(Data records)

----------

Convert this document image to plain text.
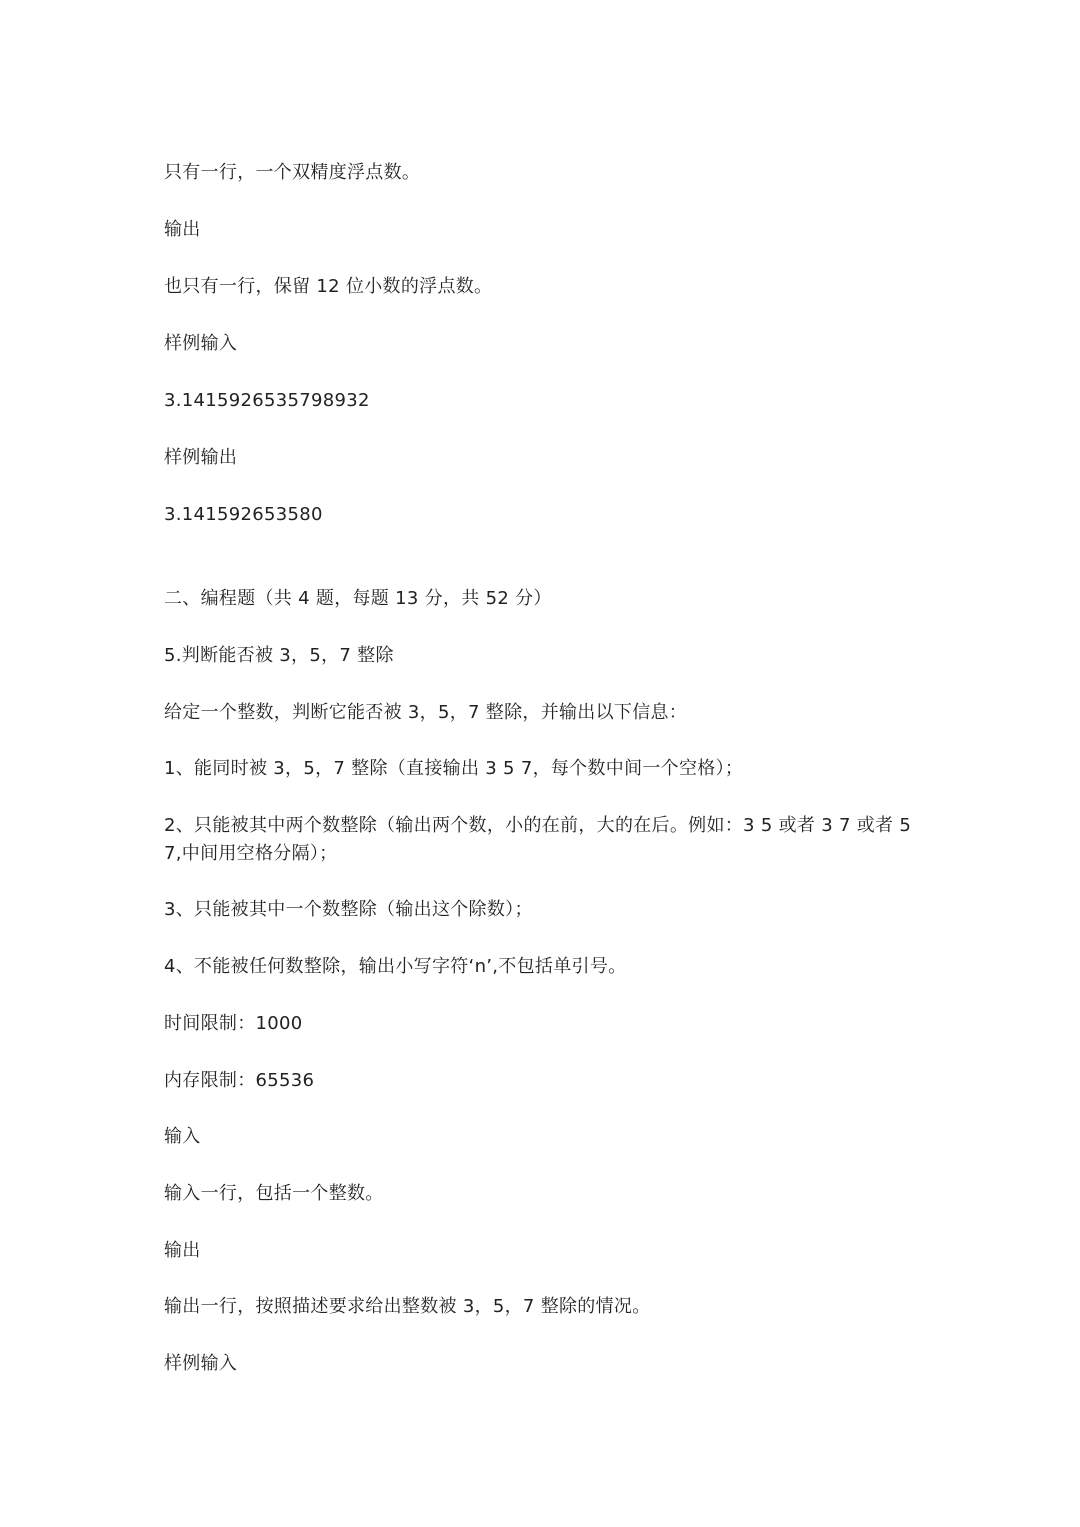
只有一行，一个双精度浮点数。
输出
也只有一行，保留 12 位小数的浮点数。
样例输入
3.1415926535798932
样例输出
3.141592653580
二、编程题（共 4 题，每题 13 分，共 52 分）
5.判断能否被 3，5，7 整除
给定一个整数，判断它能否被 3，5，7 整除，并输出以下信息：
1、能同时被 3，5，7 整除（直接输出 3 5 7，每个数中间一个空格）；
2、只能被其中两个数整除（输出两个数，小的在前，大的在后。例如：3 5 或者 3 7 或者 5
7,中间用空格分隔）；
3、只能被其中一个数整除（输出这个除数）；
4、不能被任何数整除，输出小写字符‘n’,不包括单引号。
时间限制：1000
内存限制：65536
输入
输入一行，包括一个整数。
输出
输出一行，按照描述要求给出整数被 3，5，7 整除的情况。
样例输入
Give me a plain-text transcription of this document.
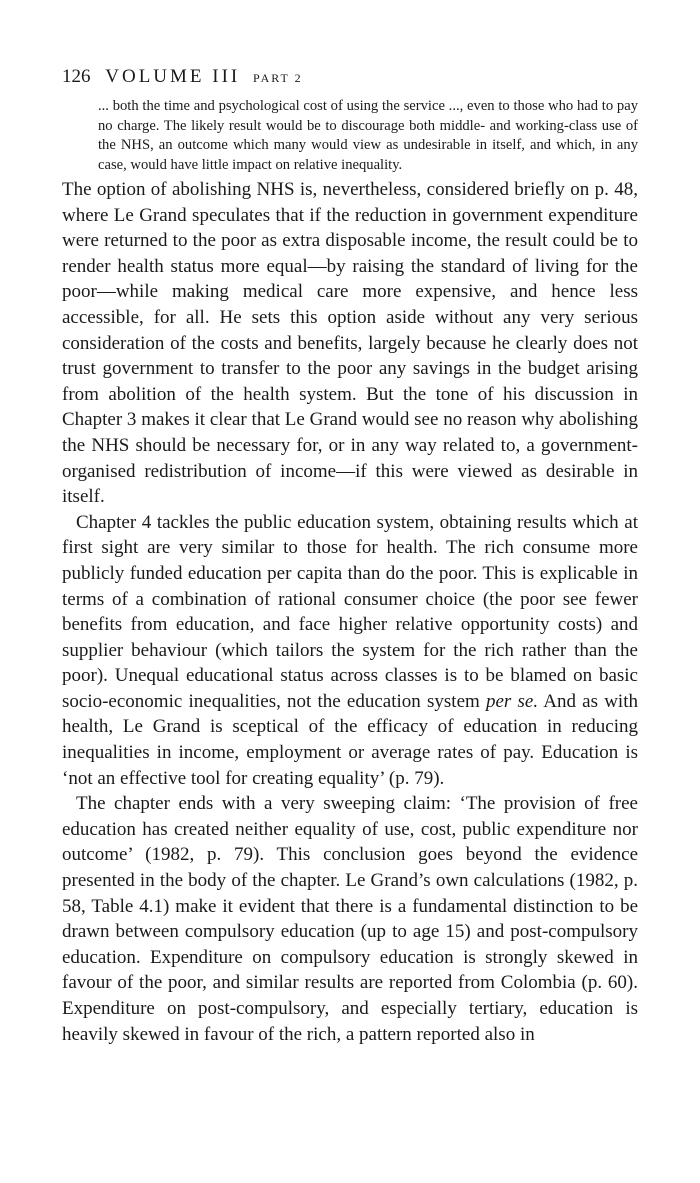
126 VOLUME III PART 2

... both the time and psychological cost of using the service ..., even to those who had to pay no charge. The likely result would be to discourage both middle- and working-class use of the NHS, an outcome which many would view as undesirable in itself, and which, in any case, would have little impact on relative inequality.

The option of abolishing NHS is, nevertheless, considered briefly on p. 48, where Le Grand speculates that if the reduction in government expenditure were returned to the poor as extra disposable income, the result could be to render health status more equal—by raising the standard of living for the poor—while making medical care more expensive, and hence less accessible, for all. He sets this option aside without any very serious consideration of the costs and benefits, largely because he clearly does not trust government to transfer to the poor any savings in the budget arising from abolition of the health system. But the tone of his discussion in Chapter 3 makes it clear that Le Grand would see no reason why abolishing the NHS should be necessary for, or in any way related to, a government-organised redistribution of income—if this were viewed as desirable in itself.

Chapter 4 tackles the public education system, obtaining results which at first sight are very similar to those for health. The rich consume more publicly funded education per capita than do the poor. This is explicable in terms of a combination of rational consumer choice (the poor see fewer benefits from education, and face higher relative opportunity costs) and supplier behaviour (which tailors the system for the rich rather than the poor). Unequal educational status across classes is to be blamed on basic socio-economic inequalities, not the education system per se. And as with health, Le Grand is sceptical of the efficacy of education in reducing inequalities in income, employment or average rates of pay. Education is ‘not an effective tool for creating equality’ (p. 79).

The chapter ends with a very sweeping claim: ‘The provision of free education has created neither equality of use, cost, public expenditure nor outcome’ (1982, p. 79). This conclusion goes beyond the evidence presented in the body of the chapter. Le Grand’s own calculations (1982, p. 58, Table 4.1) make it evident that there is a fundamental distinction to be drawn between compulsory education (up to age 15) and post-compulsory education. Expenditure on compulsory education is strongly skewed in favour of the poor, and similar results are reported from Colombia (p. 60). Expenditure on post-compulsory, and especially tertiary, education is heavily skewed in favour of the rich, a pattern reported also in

----------

Request » Verbatim reproduction of every record is required; images are left out.

Answer in full »
Convert this document image to plain text.
只有一行，一个双精度浮点数。
输出
也只有一行，保留 12 位小数的浮点数。
样例输入
3.1415926535798932
样例输出
3.141592653580
二、编程题（共 4 题，每题 13 分，共 52 分）
5.判断能否被 3，5，7 整除
给定一个整数，判断它能否被 3，5，7 整除，并输出以下信息：
1、能同时被 3，5，7 整除（直接输出 3 5 7，每个数中间一个空格）；
2、只能被其中两个数整除（输出两个数，小的在前，大的在后。例如：3 5 或者 3 7 或者 5
7,中间用空格分隔）；
3、只能被其中一个数整除（输出这个除数）；
4、不能被任何数整除，输出小写字符‘n’,不包括单引号。
时间限制：1000
内存限制：65536
输入
输入一行，包括一个整数。
输出
输出一行，按照描述要求给出整数被 3，5，7 整除的情况。
样例输入
Give me a plain-text transcription of this document.
126 VOLUME III PART 2

... both the time and psychological cost of using the service ..., even to those who had to pay no charge. The likely result would be to discourage both middle- and working-class use of the NHS, an outcome which many would view as undesirable in itself, and which, in any case, would have little impact on relative inequality.

The option of abolishing NHS is, nevertheless, considered briefly on p. 48, where Le Grand speculates that if the reduction in government expenditure were returned to the poor as extra disposable income, the result could be to render health status more equal—by raising the standard of living for the poor—while making medical care more expensive, and hence less accessible, for all. He sets this option aside without any very serious consideration of the costs and benefits, largely because he clearly does not trust government to transfer to the poor any savings in the budget arising from abolition of the health system. But the tone of his discussion in Chapter 3 makes it clear that Le Grand would see no reason why abolishing the NHS should be necessary for, or in any way related to, a government-organised redistribution of income—if this were viewed as desirable in itself.

Chapter 4 tackles the public education system, obtaining results which at first sight are very similar to those for health. The rich consume more publicly funded education per capita than do the poor. This is explicable in terms of a combination of rational consumer choice (the poor see fewer benefits from education, and face higher relative opportunity costs) and supplier behaviour (which tailors the system for the rich rather than the poor). Unequal educational status across classes is to be blamed on basic socio-economic inequalities, not the education system per se. And as with health, Le Grand is sceptical of the efficacy of education in reducing inequalities in income, employment or average rates of pay. Education is ‘not an effective tool for creating equality’ (p. 79).

The chapter ends with a very sweeping claim: ‘The provision of free education has created neither equality of use, cost, public expenditure nor outcome’ (1982, p. 79). This conclusion goes beyond the evidence presented in the body of the chapter. Le Grand’s own calculations (1982, p. 58, Table 4.1) make it evident that there is a fundamental distinction to be drawn between compulsory education (up to age 15) and post-compulsory education. Expenditure on compulsory education is strongly skewed in favour of the poor, and similar results are reported from Colombia (p. 60). Expenditure on post-compulsory, and especially tertiary, education is heavily skewed in favour of the rich, a pattern reported also in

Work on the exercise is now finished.